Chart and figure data
* * * * *

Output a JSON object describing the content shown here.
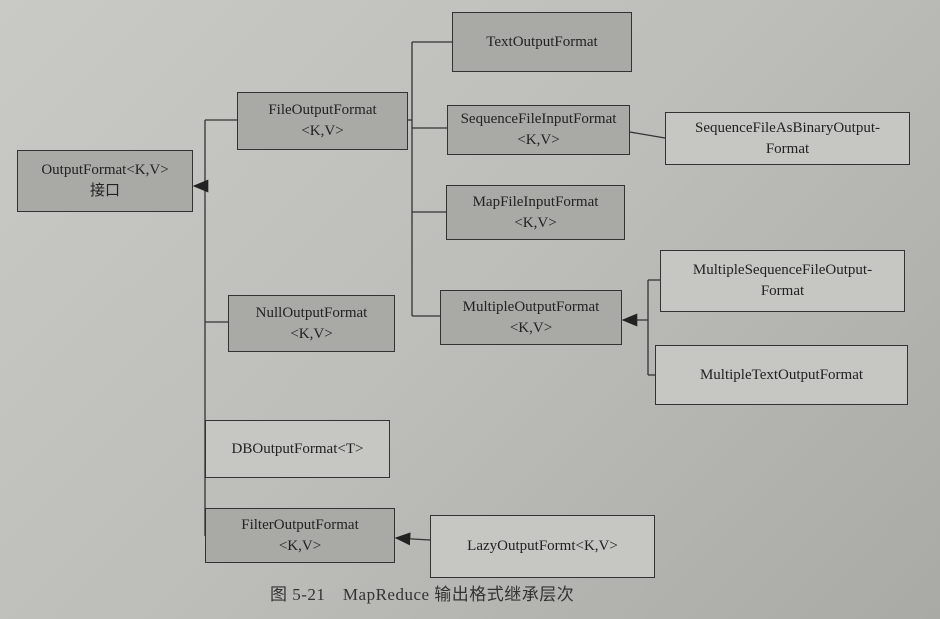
{
  "nodes": {
    "output_format": {
      "line1": "OutputFormat<K,V>",
      "line2": "接口"
    },
    "file_output_format": {
      "line1": "FileOutputFormat",
      "line2": "<K,V>"
    },
    "text_output_format": {
      "line1": "TextOutputFormat"
    },
    "sequence_file_input_format": {
      "line1": "SequenceFileInputFormat",
      "line2": "<K,V>"
    },
    "sequence_file_as_binary": {
      "line1": "SequenceFileAsBinaryOutput-",
      "line2": "Format"
    },
    "map_file_input_format": {
      "line1": "MapFileInputFormat",
      "line2": "<K,V>"
    },
    "multiple_output_format": {
      "line1": "MultipleOutputFormat",
      "line2": "<K,V>"
    },
    "multiple_sequence_file": {
      "line1": "MultipleSequenceFileOutput-",
      "line2": "Format"
    },
    "multiple_text": {
      "line1": "MultipleTextOutputFormat"
    },
    "null_output_format": {
      "line1": "NullOutputFormat",
      "line2": "<K,V>"
    },
    "db_output_format": {
      "line1": "DBOutputFormat<T>"
    },
    "filter_output_format": {
      "line1": "FilterOutputFormat",
      "line2": "<K,V>"
    },
    "lazy_output_format": {
      "line1": "LazyOutputFormt<K,V>"
    }
  },
  "caption": "图 5-21　MapReduce 输出格式继承层次"
}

* * * * *

Copy the records above exactly, leaving out every picture.

• [RESPONSE]
Output a JSON object describing the content shown here.
{
  "nodes": {
    "output_format": {
      "line1": "OutputFormat<K,V>",
      "line2": "接口"
    },
    "file_output_format": {
      "line1": "FileOutputFormat",
      "line2": "<K,V>"
    },
    "text_output_format": {
      "line1": "TextOutputFormat"
    },
    "sequence_file_input_format": {
      "line1": "SequenceFileInputFormat",
      "line2": "<K,V>"
    },
    "sequence_file_as_binary": {
      "line1": "SequenceFileAsBinaryOutput-",
      "line2": "Format"
    },
    "map_file_input_format": {
      "line1": "MapFileInputFormat",
      "line2": "<K,V>"
    },
    "multiple_output_format": {
      "line1": "MultipleOutputFormat",
      "line2": "<K,V>"
    },
    "multiple_sequence_file": {
      "line1": "MultipleSequenceFileOutput-",
      "line2": "Format"
    },
    "multiple_text": {
      "line1": "MultipleTextOutputFormat"
    },
    "null_output_format": {
      "line1": "NullOutputFormat",
      "line2": "<K,V>"
    },
    "db_output_format": {
      "line1": "DBOutputFormat<T>"
    },
    "filter_output_format": {
      "line1": "FilterOutputFormat",
      "line2": "<K,V>"
    },
    "lazy_output_format": {
      "line1": "LazyOutputFormt<K,V>"
    }
  },
  "caption": "图 5-21　MapReduce 输出格式继承层次"
}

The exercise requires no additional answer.